Select from the data all lines with the word "Inhibition".
━━ Data section ━━
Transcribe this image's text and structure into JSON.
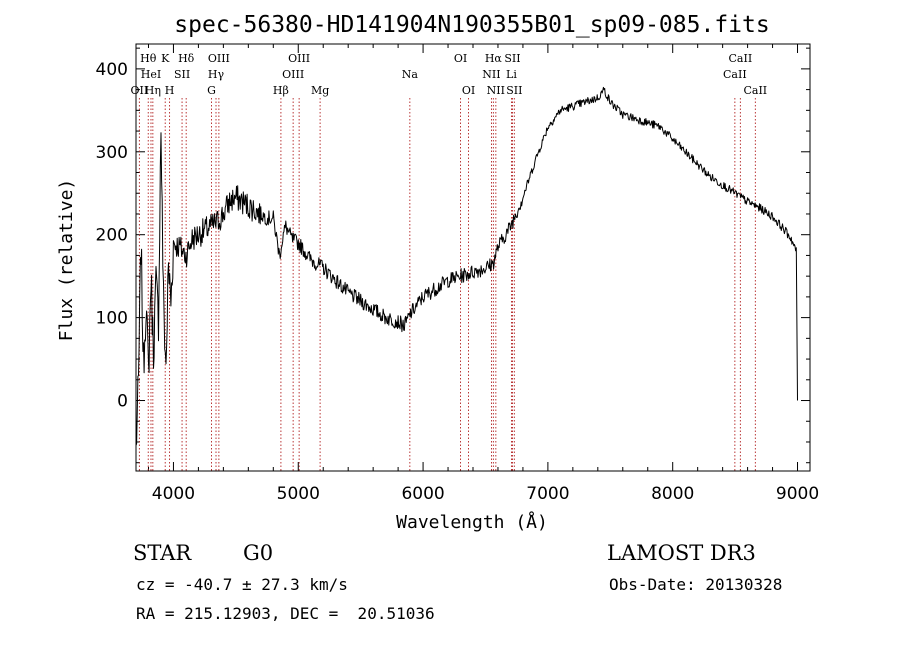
{
  "chart_data": {
    "type": "line",
    "title": "spec-56380-HD141904N190355B01_sp09-085.fits",
    "xlabel": "Wavelength (Å)",
    "ylabel": "Flux (relative)",
    "xlim": [
      3700,
      9100
    ],
    "ylim": [
      -85,
      430
    ],
    "xticks": [
      4000,
      5000,
      6000,
      7000,
      8000,
      9000
    ],
    "yticks": [
      0,
      100,
      200,
      300,
      400
    ],
    "grid": false,
    "series": [
      {
        "name": "flux",
        "x": [
          3700,
          3720,
          3740,
          3760,
          3780,
          3800,
          3820,
          3840,
          3860,
          3880,
          3900,
          3920,
          3940,
          3960,
          3980,
          4000,
          4050,
          4100,
          4150,
          4200,
          4250,
          4300,
          4350,
          4400,
          4450,
          4500,
          4550,
          4600,
          4650,
          4700,
          4750,
          4800,
          4850,
          4880,
          4900,
          4950,
          5000,
          5050,
          5100,
          5150,
          5200,
          5300,
          5400,
          5500,
          5600,
          5700,
          5800,
          5850,
          5900,
          5950,
          6000,
          6100,
          6200,
          6300,
          6400,
          6500,
          6560,
          6600,
          6700,
          6800,
          6900,
          7000,
          7100,
          7200,
          7300,
          7400,
          7450,
          7500,
          7600,
          7700,
          7800,
          7900,
          8000,
          8100,
          8200,
          8300,
          8400,
          8500,
          8600,
          8700,
          8800,
          8900,
          8950,
          8990,
          9000
        ],
        "y": [
          -60,
          20,
          190,
          40,
          120,
          30,
          150,
          60,
          140,
          100,
          330,
          120,
          40,
          160,
          120,
          190,
          185,
          175,
          195,
          200,
          205,
          210,
          215,
          225,
          240,
          245,
          240,
          235,
          230,
          225,
          220,
          220,
          175,
          200,
          210,
          195,
          190,
          180,
          170,
          165,
          160,
          145,
          130,
          120,
          110,
          100,
          95,
          90,
          105,
          115,
          125,
          135,
          145,
          150,
          155,
          160,
          165,
          185,
          210,
          245,
          290,
          330,
          350,
          355,
          360,
          365,
          375,
          360,
          345,
          340,
          335,
          330,
          315,
          300,
          285,
          270,
          260,
          250,
          240,
          232,
          222,
          205,
          195,
          180,
          0
        ]
      }
    ],
    "spectral_lines": [
      {
        "label": "Hθ",
        "x": 3798,
        "row": 1
      },
      {
        "label": "HeI",
        "x": 3820,
        "row": 2
      },
      {
        "label": "OII",
        "x": 3727,
        "row": 3
      },
      {
        "label": "Hη",
        "x": 3835,
        "row": 3
      },
      {
        "label": "K",
        "x": 3934,
        "row": 1
      },
      {
        "label": "SII",
        "x": 4069,
        "row": 2
      },
      {
        "label": "H",
        "x": 3969,
        "row": 3
      },
      {
        "label": "Hδ",
        "x": 4102,
        "row": 1
      },
      {
        "label": "OIII",
        "x": 4364,
        "row": 1
      },
      {
        "label": "Hγ",
        "x": 4341,
        "row": 2
      },
      {
        "label": "G",
        "x": 4305,
        "row": 3
      },
      {
        "label": "OIII",
        "x": 5007,
        "row": 1
      },
      {
        "label": "OIII",
        "x": 4959,
        "row": 2
      },
      {
        "label": "Hβ",
        "x": 4861,
        "row": 3
      },
      {
        "label": "Mg",
        "x": 5175,
        "row": 3
      },
      {
        "label": "Na",
        "x": 5894,
        "row": 2
      },
      {
        "label": "OI",
        "x": 6300,
        "row": 1
      },
      {
        "label": "OI",
        "x": 6364,
        "row": 3
      },
      {
        "label": "Hα",
        "x": 6563,
        "row": 1
      },
      {
        "label": "NII",
        "x": 6548,
        "row": 2
      },
      {
        "label": "NII",
        "x": 6583,
        "row": 3
      },
      {
        "label": "SII",
        "x": 6716,
        "row": 1
      },
      {
        "label": "Li",
        "x": 6708,
        "row": 2
      },
      {
        "label": "SII",
        "x": 6731,
        "row": 3
      },
      {
        "label": "CaII",
        "x": 8542,
        "row": 1
      },
      {
        "label": "CaII",
        "x": 8498,
        "row": 2
      },
      {
        "label": "CaII",
        "x": 8662,
        "row": 3
      }
    ]
  },
  "info": {
    "object_class": "STAR",
    "subclass": "G0",
    "survey": "LAMOST DR3",
    "redshift_line": "cz = -40.7 ± 27.3 km/s",
    "obs_date_line": "Obs-Date: 20130328",
    "coords_line": "RA = 215.12903, DEC =  20.51036"
  }
}
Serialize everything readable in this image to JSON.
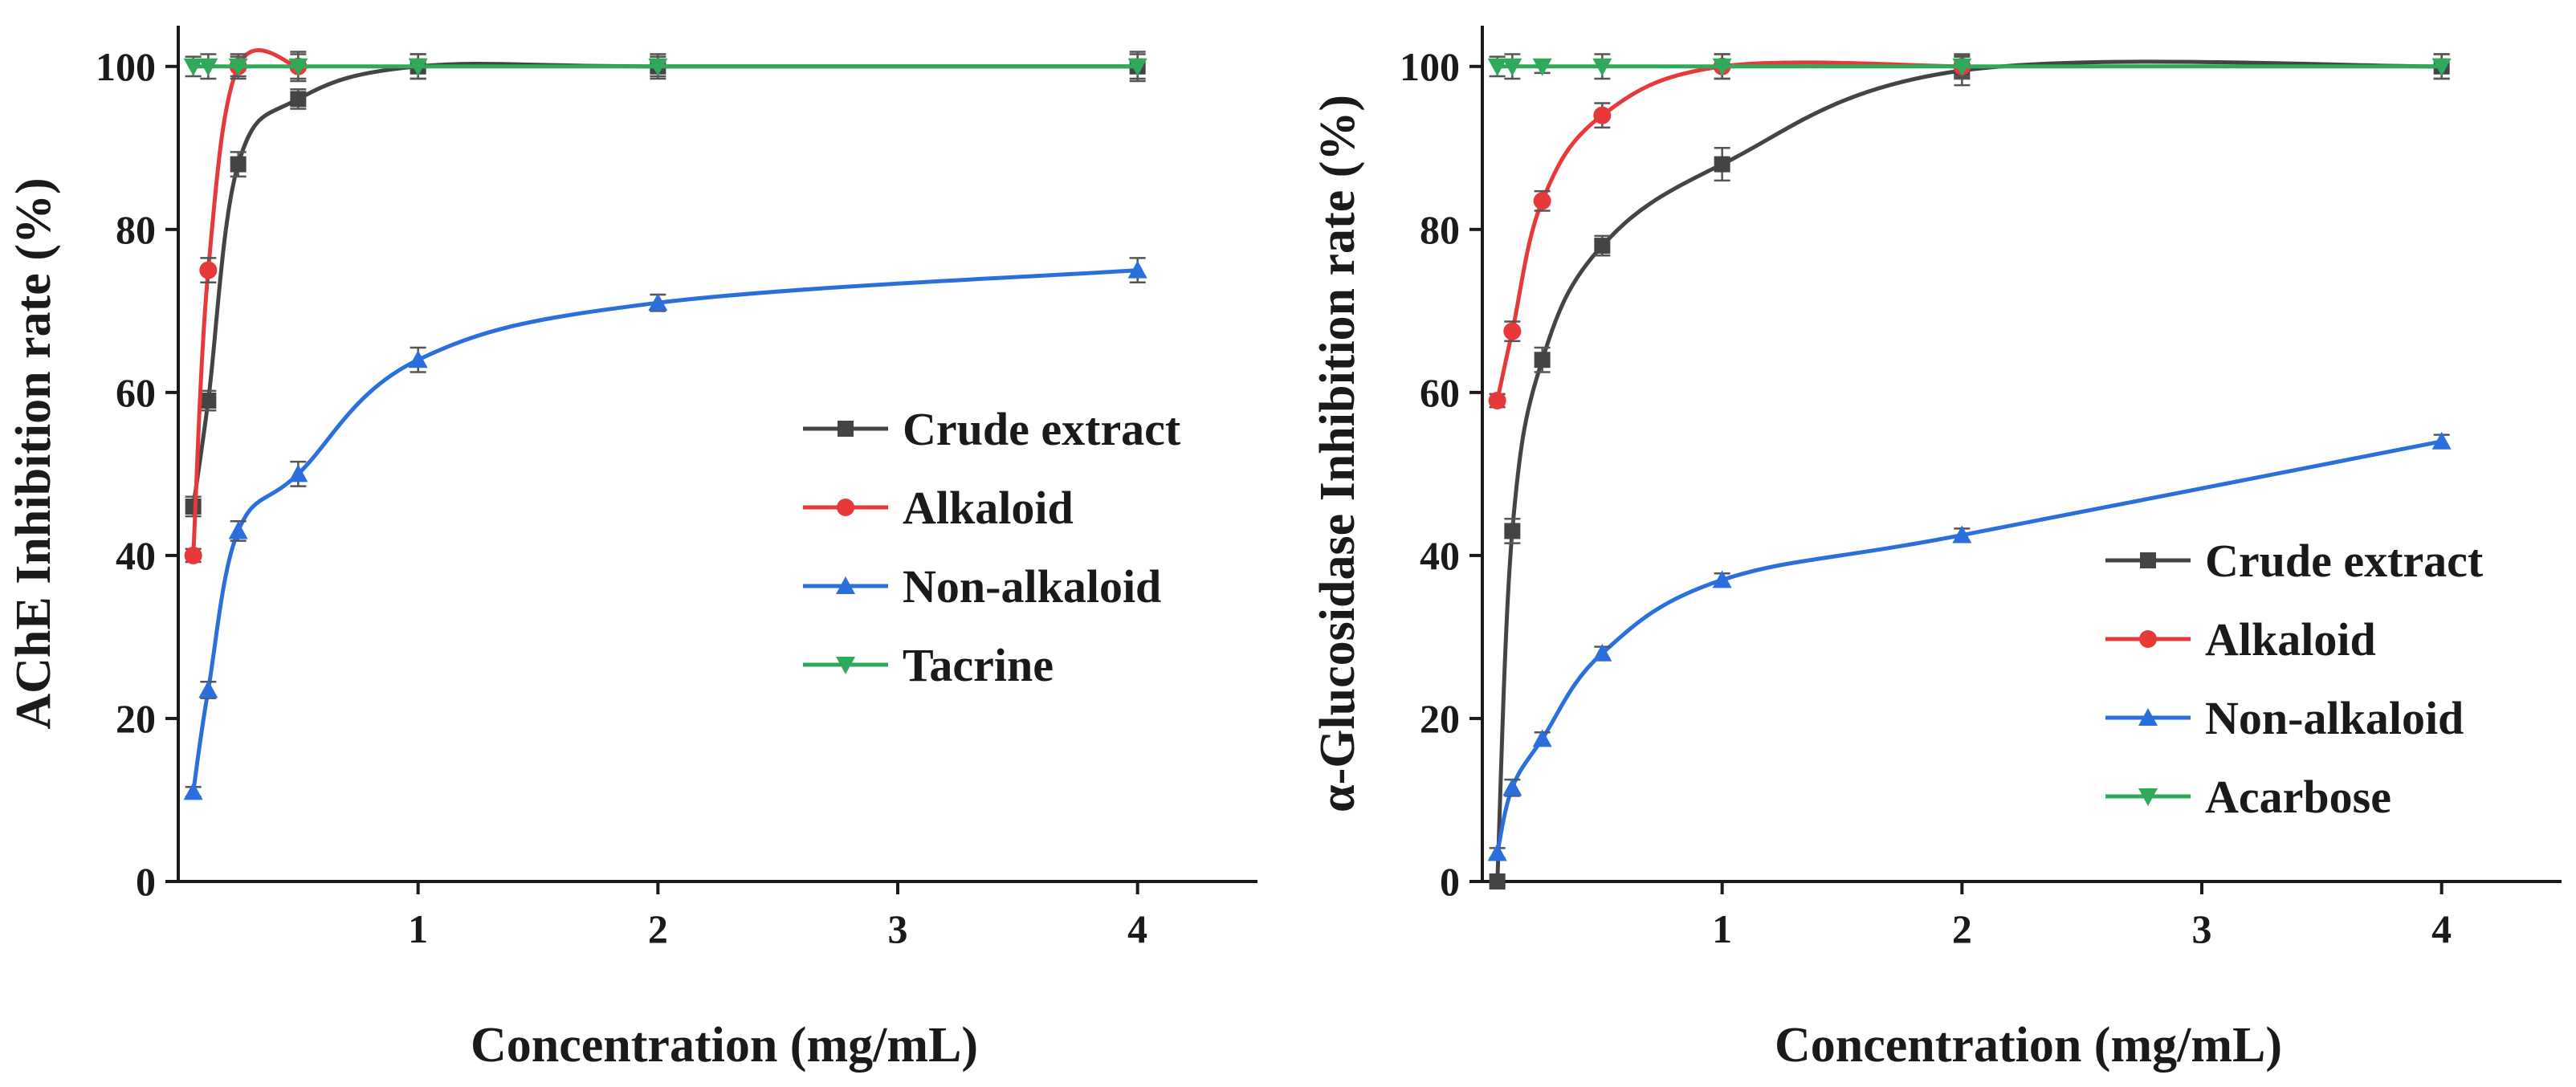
{
  "chart_data": [
    {
      "type": "line",
      "ylabel": "AChE Inhibition rate (%)",
      "xlabel": "Concentration (mg/mL)",
      "xlim": [
        0,
        4.5
      ],
      "ylim": [
        0,
        105
      ],
      "xticks": [
        "1",
        "2",
        "3",
        "4"
      ],
      "yticks": [
        "0",
        "20",
        "40",
        "60",
        "80",
        "100"
      ],
      "legend_position": "center-right",
      "series": [
        {
          "name": "Crude extract",
          "color": "#444444",
          "marker": "square",
          "x": [
            0.0625,
            0.125,
            0.25,
            0.5,
            1,
            2,
            4
          ],
          "y": [
            46,
            59,
            88,
            96,
            100,
            100,
            100
          ],
          "err": [
            1.2,
            1.2,
            1.5,
            1.2,
            1.5,
            1.5,
            1.8
          ]
        },
        {
          "name": "Alkaloid",
          "color": "#e8393a",
          "marker": "circle",
          "x": [
            0.0625,
            0.125,
            0.25,
            0.5
          ],
          "y": [
            40,
            75,
            100,
            100
          ],
          "err": [
            0.8,
            1.5,
            1.5,
            1.8
          ]
        },
        {
          "name": "Non-alkaloid",
          "color": "#2a6fdb",
          "marker": "triangle-up",
          "x": [
            0.0625,
            0.125,
            0.25,
            0.5,
            1,
            2,
            4
          ],
          "y": [
            11,
            23.5,
            43,
            50,
            64,
            71,
            75
          ],
          "err": [
            0.6,
            1.0,
            1.2,
            1.5,
            1.5,
            1.0,
            1.5
          ]
        },
        {
          "name": "Tacrine",
          "color": "#2eaa5a",
          "marker": "triangle-down",
          "x": [
            0.0625,
            0.125,
            0.25,
            0.5,
            1,
            2,
            4
          ],
          "y": [
            100,
            100,
            100,
            100,
            100,
            100,
            100
          ],
          "err": [
            1.2,
            1.5,
            1.2,
            1.5,
            1.5,
            1.2,
            1.5
          ]
        }
      ]
    },
    {
      "type": "line",
      "ylabel": "α-Glucosidase Inhibition rate (%)",
      "xlabel": "Concentration (mg/mL)",
      "xlim": [
        0,
        4.5
      ],
      "ylim": [
        0,
        105
      ],
      "xticks": [
        "1",
        "2",
        "3",
        "4"
      ],
      "yticks": [
        "0",
        "20",
        "40",
        "60",
        "80",
        "100"
      ],
      "legend_position": "bottom-right",
      "series": [
        {
          "name": "Crude extract",
          "color": "#444444",
          "marker": "square",
          "x": [
            0.0625,
            0.125,
            0.25,
            0.5,
            1,
            2,
            4
          ],
          "y": [
            0,
            43,
            64,
            78,
            88,
            99.5,
            100
          ],
          "err": [
            0.5,
            1.5,
            1.5,
            1.2,
            2.0,
            1.8,
            1.5
          ]
        },
        {
          "name": "Alkaloid",
          "color": "#e8393a",
          "marker": "circle",
          "x": [
            0.0625,
            0.125,
            0.25,
            0.5,
            1,
            2
          ],
          "y": [
            59,
            67.5,
            83.5,
            94,
            100,
            100
          ],
          "err": [
            0.8,
            1.2,
            1.2,
            1.5,
            1.5,
            1.5
          ]
        },
        {
          "name": "Non-alkaloid",
          "color": "#2a6fdb",
          "marker": "triangle-up",
          "x": [
            0.0625,
            0.125,
            0.25,
            0.5,
            1,
            2,
            4
          ],
          "y": [
            3.5,
            11.5,
            17.5,
            28,
            37,
            42.5,
            54
          ],
          "err": [
            0.6,
            1.0,
            0.8,
            0.8,
            0.8,
            0.8,
            0.8
          ]
        },
        {
          "name": "Acarbose",
          "color": "#2eaa5a",
          "marker": "triangle-down",
          "x": [
            0.0625,
            0.125,
            0.25,
            0.5,
            1,
            2,
            4
          ],
          "y": [
            100,
            100,
            100,
            100,
            100,
            100,
            100
          ],
          "err": [
            1.2,
            1.5,
            0.8,
            1.5,
            1.5,
            1.2,
            1.5
          ]
        }
      ]
    }
  ]
}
━━━
- _Complete response_
      "ylabel": "AChE Inhibition rate (%)",
      "ylabel": "α-Glucosidase Inhibition rate (%)",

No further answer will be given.